Text extract
Millennials’ Sobriety Isn’t What It Seems
Zoe Cormier

As a student at one of the biggest party schools in the U.S., I see a bit of a different story from what you’re telling.

Yes, in some ways drug use is going down. I can count on one hand the number of people I know that smoke cigarettes more often than occasionally. However, I know a significant number of people in my generation (there is a slight overlap with cigarette smoking) who vape or use nicotine or tobacco products in some form somewhat regularly.

Beyond that, weed still prevails, and definitely more often than is reported. (I’ll refer to it as getting high to encompass both breathable and digestible versions of the drug.) Some schoolmates will get high at the end of almost every day, either before doing homework to mellow out and focus, or after homework to sleep or hang out with friends. Fewer, but still some, get high at the beginning of the day before even going to class, claiming that they need it to focus and manage their anxiety. (I call BS on that, and I don’t think a lot of them actually believe it, but it happens nonetheless.)

Of course there’s the weekend — the typical party nights are Thursday through Saturday for us here, though some people do so even more — where getting high, drunk, twisted, or attaining any number of states, including rolling and tweaking, is all too common. We may be consuming substances less frequently. However, I’m inclined to argue that when we do, it’s at a much higher intensity than previous generations have.

This may be due to the specific atmosphere of a large, wealthy party school, where access is easy and punishment is minimal. It could be due to the pressure that we face, where it’s no longer an achievement to graduate from college with a 2.7 GPA; rather, it’s almost shameful, in some circles, and certainly to post-graduate jobs and further study.

Available data
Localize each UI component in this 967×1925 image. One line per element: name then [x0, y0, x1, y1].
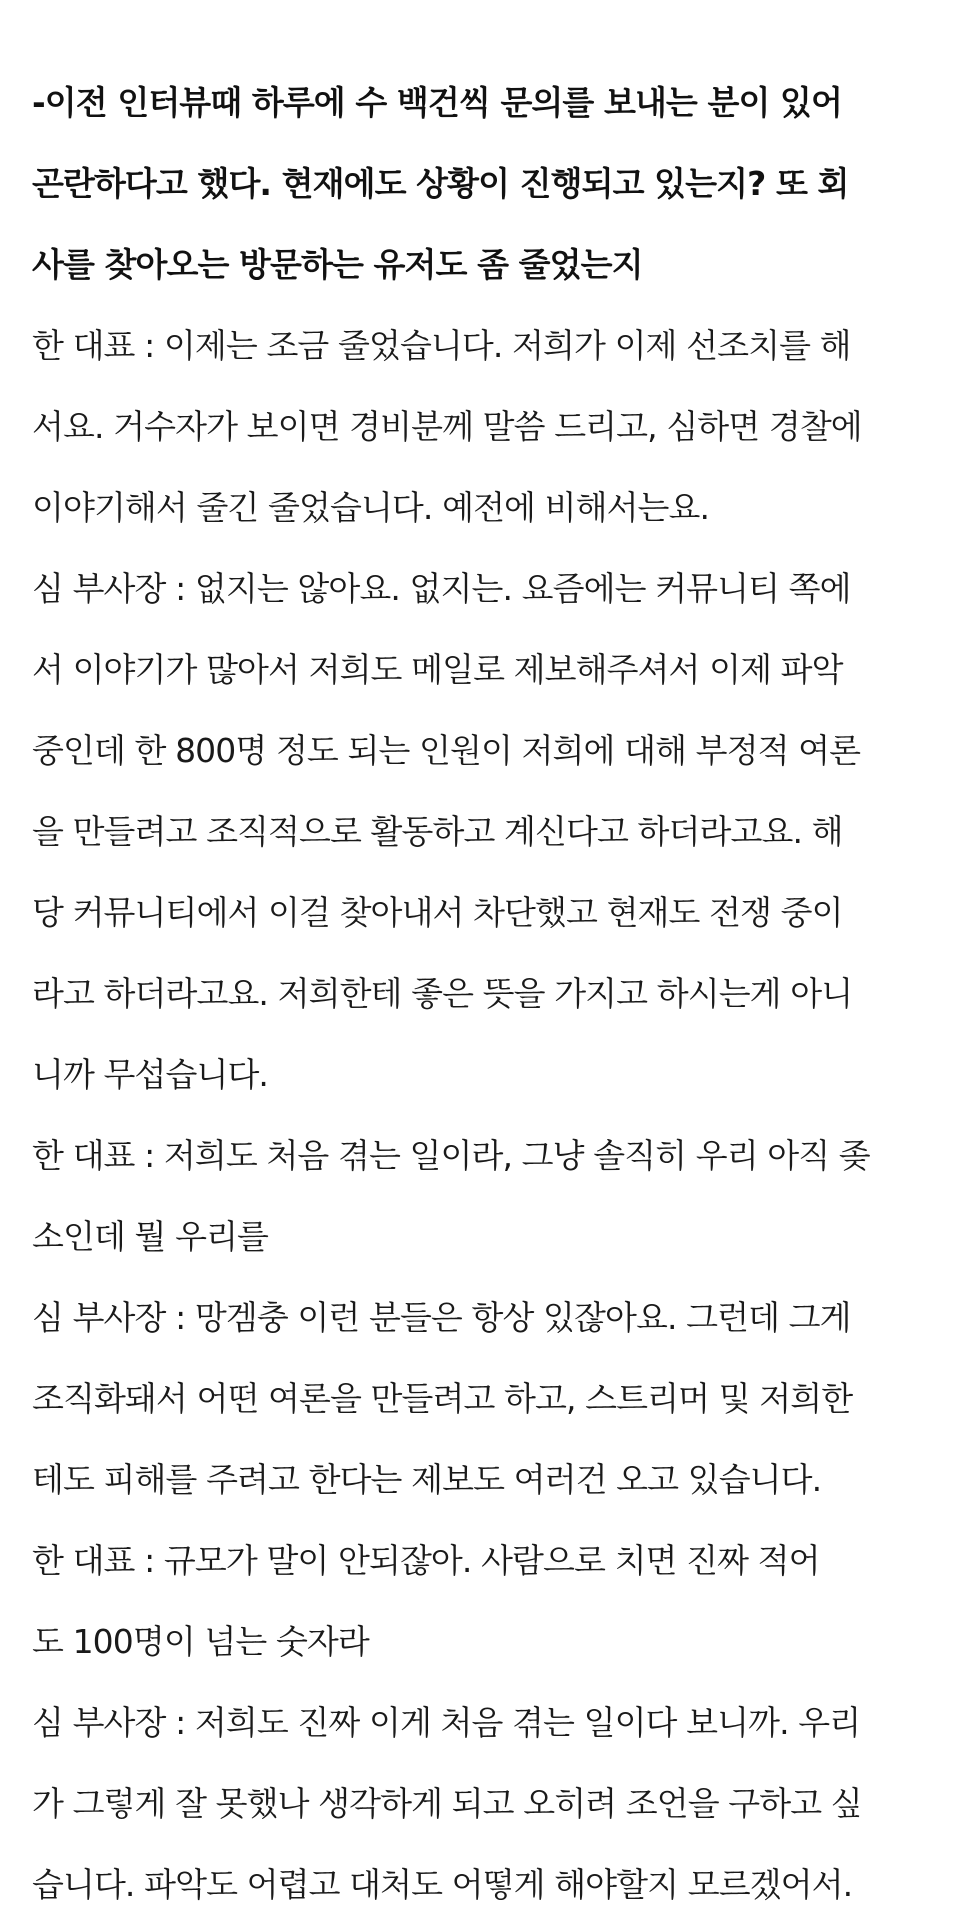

Directions
Translate this sentence from the essay on millennial sobriety into Spanish: "We may be consuming substances less frequently." The data was collected from a separate source and has no connection to the essay on millennial sobriety.

Solution for this exercise
Puede que estemos consumiendo sustancias con menos frecuencia.